Problem to solve:
Transcribe every entry below word for word, but skip the pictures.

>> BEGIN

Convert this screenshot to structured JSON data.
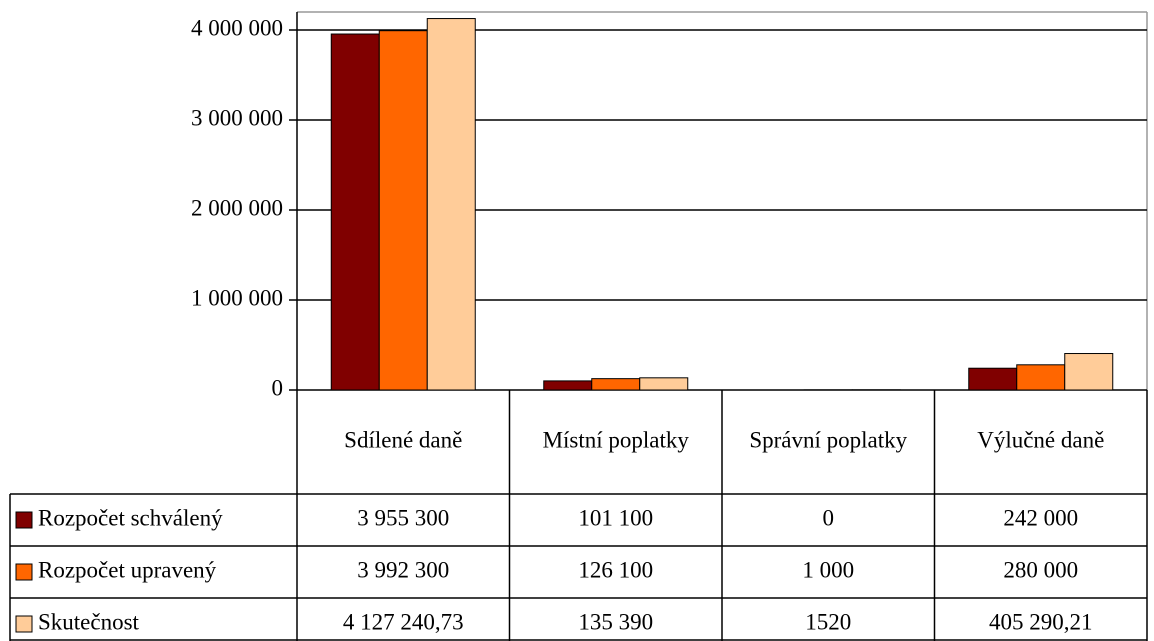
{
  "chart_data": {
    "type": "bar",
    "categories": [
      "Sdílené daně",
      "Místní poplatky",
      "Správní poplatky",
      "Výlučné daně"
    ],
    "series": [
      {
        "name": "Rozpočet schválený",
        "color": "#800000",
        "values": [
          3955300,
          101100,
          0,
          242000
        ],
        "value_labels": [
          "3 955 300",
          "101 100",
          "0",
          "242 000"
        ]
      },
      {
        "name": "Rozpočet upravený",
        "color": "#ff6600",
        "values": [
          3992300,
          126100,
          1000,
          280000
        ],
        "value_labels": [
          "3 992 300",
          "126 100",
          "1 000",
          "280 000"
        ]
      },
      {
        "name": "Skutečnost",
        "color": "#ffcc99",
        "values": [
          4127240.73,
          135390,
          1520,
          405290.21
        ],
        "value_labels": [
          "4 127 240,73",
          "135 390",
          "1520",
          "405 290,21"
        ]
      }
    ],
    "ylim": [
      0,
      4200000
    ],
    "yticks": [
      0,
      {
        "value": 1000000,
        "label": "1 000 000"
      },
      {
        "value": 2000000,
        "label": "2 000 000"
      },
      {
        "value": 3000000,
        "label": "3 000 000"
      },
      {
        "value": 4000000,
        "label": "4 000 000"
      }
    ],
    "grid": true
  }
}
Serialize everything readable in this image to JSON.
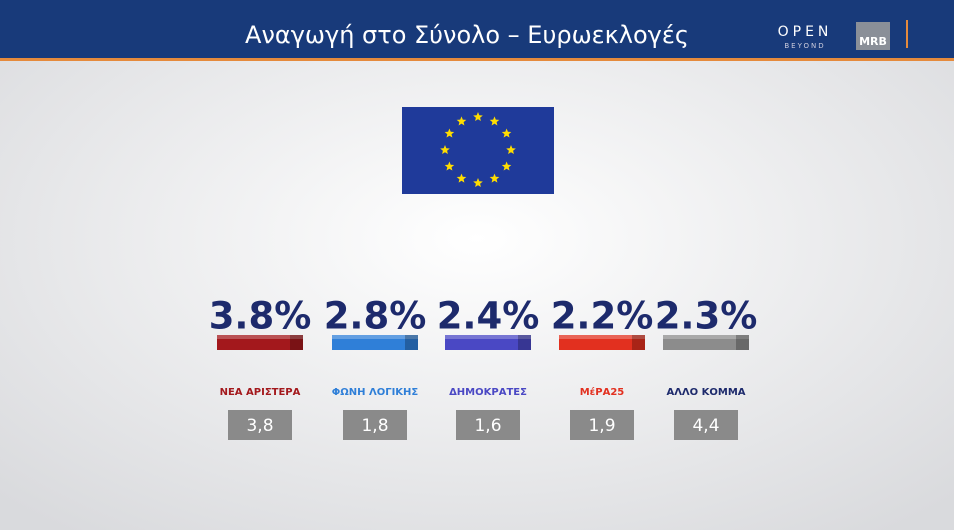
{
  "header": {
    "title": "Αναγωγή στο Σύνολο – Ευρωεκλογές",
    "brand": "OPEN",
    "brand_sub": "BEYOND",
    "pollster": "MRB"
  },
  "chart_data": {
    "type": "bar",
    "categories": [
      "ΝΕΑ ΑΡΙΣΤΕΡΑ",
      "ΦΩΝΗ ΛΟΓΙΚΗΣ",
      "ΔΗΜΟΚΡΑΤΕΣ",
      "ΜέΡΑ25",
      "ΑΛΛΟ ΚΟΜΜΑ"
    ],
    "values": [
      3.8,
      2.8,
      2.4,
      2.2,
      2.3
    ],
    "value_labels": [
      "3.8%",
      "2.8%",
      "2.4%",
      "2.2%",
      "2.3%"
    ],
    "colors": [
      "#a3181c",
      "#2f7fd8",
      "#4a48c4",
      "#e2301f",
      "#8c8c8c"
    ],
    "previous": {
      "values": [
        3.8,
        1.8,
        1.6,
        1.9,
        4.4
      ],
      "value_labels": [
        "3,8",
        "1,8",
        "1,6",
        "1,9",
        "4,4"
      ]
    }
  }
}
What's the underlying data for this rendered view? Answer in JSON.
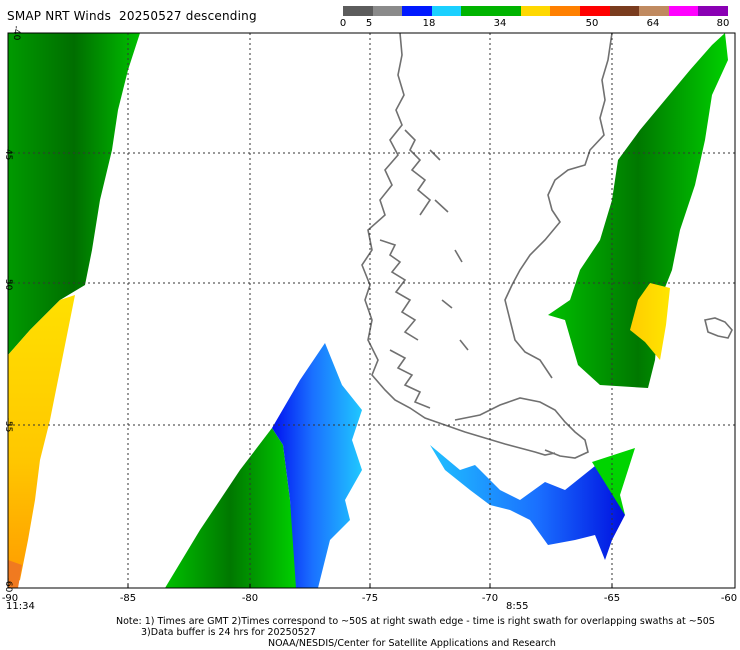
{
  "header": {
    "title": "SMAP NRT Winds  20250527 descending"
  },
  "colorbar": {
    "labels": [
      "0",
      "5",
      "18",
      "34",
      "50",
      "64",
      "80"
    ],
    "colors": {
      "calm": "#5c5c5c",
      "light": "#8a8a8a",
      "blue_dark": "#0019ff",
      "blue_light": "#1ad0ff",
      "green": "#00b400",
      "green_dark": "#007400",
      "yellow": "#ffd800",
      "orange": "#ff8000",
      "red": "#ff0000",
      "brown": "#7a3c1e",
      "tan": "#c08a60",
      "magenta": "#ff00ff",
      "purple": "#8a00b4"
    }
  },
  "axes": {
    "lon_ticks": [
      "-90",
      "-85",
      "-80",
      "-75",
      "-70",
      "-65",
      "-60"
    ],
    "lat_ticks": [
      "-40",
      "-45",
      "-50",
      "-55",
      "-60"
    ]
  },
  "time_labels": {
    "left": "11:34",
    "center": "8:55"
  },
  "notes": {
    "line1": "Note: 1) Times are GMT 2)Times correspond to ~50S at right swath edge - time is right swath for overlapping swaths at ~50S",
    "line2": "3)Data buffer is 24 hrs for 20250527",
    "line3": "NOAA/NESDIS/Center for Satellite Applications and Research"
  }
}
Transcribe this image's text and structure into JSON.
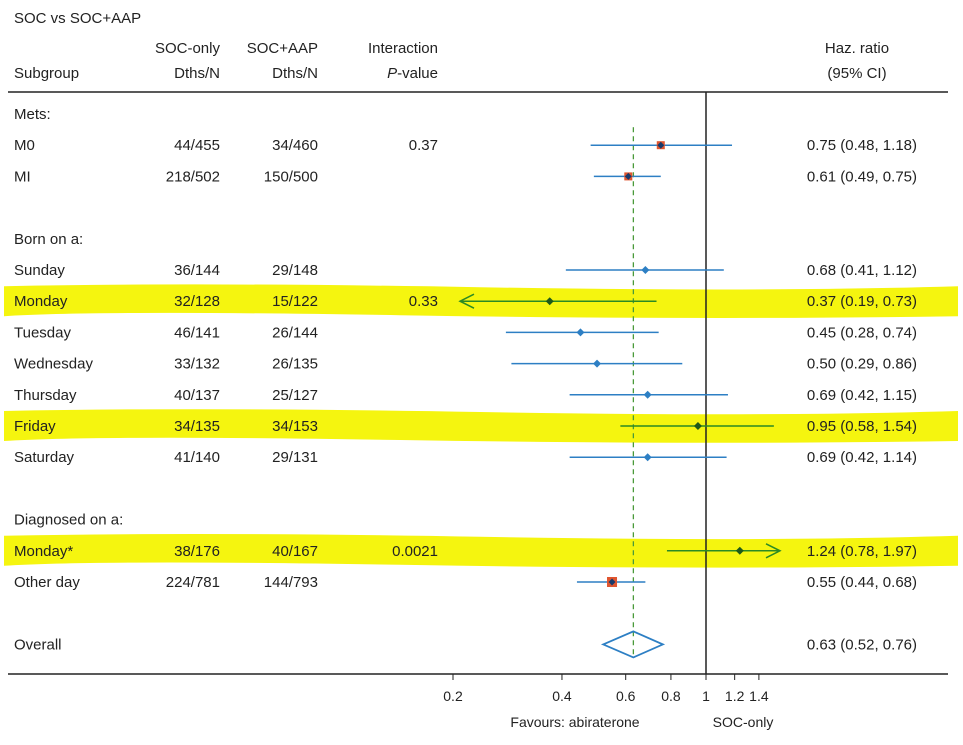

>> END

Solution to the problem:
Convert this screenshot to structured JSON data.
{
  "chart_data": {
    "type": "bar",
    "categories": [
      "Sdílené daně",
      "Místní poplatky",
      "Správní poplatky",
      "Výlučné daně"
    ],
    "series": [
      {
        "name": "Rozpočet schválený",
        "color": "#800000",
        "values": [
          3955300,
          101100,
          0,
          242000
        ],
        "value_labels": [
          "3 955 300",
          "101 100",
          "0",
          "242 000"
        ]
      },
      {
        "name": "Rozpočet upravený",
        "color": "#ff6600",
        "values": [
          3992300,
          126100,
          1000,
          280000
        ],
        "value_labels": [
          "3 992 300",
          "126 100",
          "1 000",
          "280 000"
        ]
      },
      {
        "name": "Skutečnost",
        "color": "#ffcc99",
        "values": [
          4127240.73,
          135390,
          1520,
          405290.21
        ],
        "value_labels": [
          "4 127 240,73",
          "135 390",
          "1520",
          "405 290,21"
        ]
      }
    ],
    "ylim": [
      0,
      4200000
    ],
    "yticks": [
      0,
      {
        "value": 1000000,
        "label": "1 000 000"
      },
      {
        "value": 2000000,
        "label": "2 000 000"
      },
      {
        "value": 3000000,
        "label": "3 000 000"
      },
      {
        "value": 4000000,
        "label": "4 000 000"
      }
    ],
    "grid": true
  }
}
Serialize everything readable in this image to JSON.
{
  "header": {
    "title": "Αναγωγή στο Σύνολο – Ευρωεκλογές",
    "brand": "OPEN",
    "brand_sub": "BEYOND",
    "pollster": "MRB"
  },
  "chart_data": {
    "type": "bar",
    "categories": [
      "ΝΕΑ ΑΡΙΣΤΕΡΑ",
      "ΦΩΝΗ ΛΟΓΙΚΗΣ",
      "ΔΗΜΟΚΡΑΤΕΣ",
      "ΜέΡΑ25",
      "ΑΛΛΟ ΚΟΜΜΑ"
    ],
    "values": [
      3.8,
      2.8,
      2.4,
      2.2,
      2.3
    ],
    "value_labels": [
      "3.8%",
      "2.8%",
      "2.4%",
      "2.2%",
      "2.3%"
    ],
    "colors": [
      "#a3181c",
      "#2f7fd8",
      "#4a48c4",
      "#e2301f",
      "#8c8c8c"
    ],
    "previous": {
      "values": [
        3.8,
        1.8,
        1.6,
        1.9,
        4.4
      ],
      "value_labels": [
        "3,8",
        "1,8",
        "1,6",
        "1,9",
        "4,4"
      ]
    }
  }
}
What's the underlying data for this rendered view? Answer in JSON.
{
  "header": {
    "title": "SMAP NRT Winds  20250527 descending"
  },
  "colorbar": {
    "labels": [
      "0",
      "5",
      "18",
      "34",
      "50",
      "64",
      "80"
    ],
    "colors": {
      "calm": "#5c5c5c",
      "light": "#8a8a8a",
      "blue_dark": "#0019ff",
      "blue_light": "#1ad0ff",
      "green": "#00b400",
      "green_dark": "#007400",
      "yellow": "#ffd800",
      "orange": "#ff8000",
      "red": "#ff0000",
      "brown": "#7a3c1e",
      "tan": "#c08a60",
      "magenta": "#ff00ff",
      "purple": "#8a00b4"
    }
  },
  "axes": {
    "lon_ticks": [
      "-90",
      "-85",
      "-80",
      "-75",
      "-70",
      "-65",
      "-60"
    ],
    "lat_ticks": [
      "-40",
      "-45",
      "-50",
      "-55",
      "-60"
    ]
  },
  "time_labels": {
    "left": "11:34",
    "center": "8:55"
  },
  "notes": {
    "line1": "Note: 1) Times are GMT 2)Times correspond to ~50S at right swath edge - time is right swath for overlapping swaths at ~50S",
    "line2": "3)Data buffer is 24 hrs for 20250527",
    "line3": "NOAA/NESDIS/Center for Satellite Applications and Research"
  }
}
Transcribe this image's text and structure into JSON.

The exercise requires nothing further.